— Problem —
Take down each entry exactly as written.

— Data for this task —
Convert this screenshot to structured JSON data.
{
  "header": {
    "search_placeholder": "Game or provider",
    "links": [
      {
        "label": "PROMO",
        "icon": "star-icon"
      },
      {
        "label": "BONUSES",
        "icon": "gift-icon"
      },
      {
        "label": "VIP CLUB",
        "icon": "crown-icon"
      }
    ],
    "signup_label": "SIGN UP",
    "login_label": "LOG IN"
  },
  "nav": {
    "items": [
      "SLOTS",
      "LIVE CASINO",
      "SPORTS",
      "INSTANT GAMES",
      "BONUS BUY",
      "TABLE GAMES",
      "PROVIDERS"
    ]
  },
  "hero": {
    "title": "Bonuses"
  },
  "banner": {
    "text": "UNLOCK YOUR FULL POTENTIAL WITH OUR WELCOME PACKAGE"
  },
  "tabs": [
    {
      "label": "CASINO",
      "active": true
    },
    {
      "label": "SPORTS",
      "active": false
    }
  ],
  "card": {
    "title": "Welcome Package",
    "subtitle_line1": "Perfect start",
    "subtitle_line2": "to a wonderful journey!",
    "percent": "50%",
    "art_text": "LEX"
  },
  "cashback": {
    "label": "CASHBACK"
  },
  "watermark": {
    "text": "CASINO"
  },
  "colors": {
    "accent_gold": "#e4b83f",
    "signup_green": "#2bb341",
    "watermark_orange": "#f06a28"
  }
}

— Written solution —
Convert this screenshot to structured JSON data.
{
  "header": {
    "search_placeholder": "Game or provider",
    "links": [
      {
        "label": "PROMO",
        "icon": "star-icon"
      },
      {
        "label": "BONUSES",
        "icon": "gift-icon"
      },
      {
        "label": "VIP CLUB",
        "icon": "crown-icon"
      }
    ],
    "signup_label": "SIGN UP",
    "login_label": "LOG IN"
  },
  "nav": {
    "items": [
      "SLOTS",
      "LIVE CASINO",
      "SPORTS",
      "INSTANT GAMES",
      "BONUS BUY",
      "TABLE GAMES",
      "PROVIDERS"
    ]
  },
  "hero": {
    "title": "Bonuses"
  },
  "banner": {
    "text": "UNLOCK YOUR FULL POTENTIAL WITH OUR WELCOME PACKAGE"
  },
  "tabs": [
    {
      "label": "CASINO",
      "active": true
    },
    {
      "label": "SPORTS",
      "active": false
    }
  ],
  "card": {
    "title": "Welcome Package",
    "subtitle_line1": "Perfect start",
    "subtitle_line2": "to a wonderful journey!",
    "percent": "50%",
    "art_text": "LEX"
  },
  "cashback": {
    "label": "CASHBACK"
  },
  "watermark": {
    "text": "CASINO"
  },
  "colors": {
    "accent_gold": "#e4b83f",
    "signup_green": "#2bb341",
    "watermark_orange": "#f06a28"
  }
}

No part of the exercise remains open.